## Selected extract:
________________________

I see America as an arts country a lot of the time. Maybe that’s because I live in the suburbs of Philadelphia, which is first and foremost an artsy city. I’ve been involved in comedy, music, movies, dancing, lots of art museums, crafts, have antiques, that sort of thing.

I grew up in a family where the arts were valued. My brother is an architect and my parents are both musicians. I don’t think this really registered in my life until I was in my twenties and I was kind of searching for a career and way of life. A lot of my parents friends are artists on the side or at least have heavy artistic leanings so that factored in as well.

When I realized I was sort of a failure at all the jobs I tried after college and knew that my choices for a real career were limited, I decided to embrace the arts full force, which is no easy task when you make about $10,000 a year and have to kind of support yourself.

________________________

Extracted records
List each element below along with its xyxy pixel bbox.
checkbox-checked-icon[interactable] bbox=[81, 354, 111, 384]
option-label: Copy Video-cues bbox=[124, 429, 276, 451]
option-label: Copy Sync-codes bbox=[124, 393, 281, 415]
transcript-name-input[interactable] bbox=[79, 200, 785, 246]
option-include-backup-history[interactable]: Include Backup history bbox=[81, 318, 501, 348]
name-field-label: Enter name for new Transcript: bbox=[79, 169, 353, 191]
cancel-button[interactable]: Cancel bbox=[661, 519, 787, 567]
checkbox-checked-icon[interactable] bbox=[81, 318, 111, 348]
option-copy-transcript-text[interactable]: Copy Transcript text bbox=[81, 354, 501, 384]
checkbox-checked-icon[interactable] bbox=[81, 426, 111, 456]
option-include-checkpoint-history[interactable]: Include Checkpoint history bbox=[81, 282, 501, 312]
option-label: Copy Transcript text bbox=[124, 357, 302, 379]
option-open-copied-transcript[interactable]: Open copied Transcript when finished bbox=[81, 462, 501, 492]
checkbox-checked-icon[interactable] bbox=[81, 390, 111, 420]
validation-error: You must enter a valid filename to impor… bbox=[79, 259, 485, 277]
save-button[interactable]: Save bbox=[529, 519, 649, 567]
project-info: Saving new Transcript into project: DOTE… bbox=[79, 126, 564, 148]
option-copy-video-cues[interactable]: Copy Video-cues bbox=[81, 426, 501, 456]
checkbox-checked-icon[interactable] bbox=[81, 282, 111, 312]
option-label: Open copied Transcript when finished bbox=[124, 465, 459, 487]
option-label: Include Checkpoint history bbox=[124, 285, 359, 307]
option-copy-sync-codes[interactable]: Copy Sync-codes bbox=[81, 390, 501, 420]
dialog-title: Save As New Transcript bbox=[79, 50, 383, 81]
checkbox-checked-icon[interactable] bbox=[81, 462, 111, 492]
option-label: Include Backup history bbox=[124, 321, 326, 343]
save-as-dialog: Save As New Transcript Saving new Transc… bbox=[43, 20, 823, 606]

________________________

## Activity 1:
In the essay about the arts, what are the writer's brother and parents described as?
## Activity 2:
Quote the essay about the arts from "When I realized" through "of support yourself.", both ends included.

## Answer 1:
The brother is an architect, and the parents are both musicians.

## Answer 2:
When I realized I was sort of a failure at all the jobs I tried after college and knew that my choices for a real career were limited, I decided to embrace the arts full force, which is no easy task when you make about $10,000 a year and have to kind of support yourself.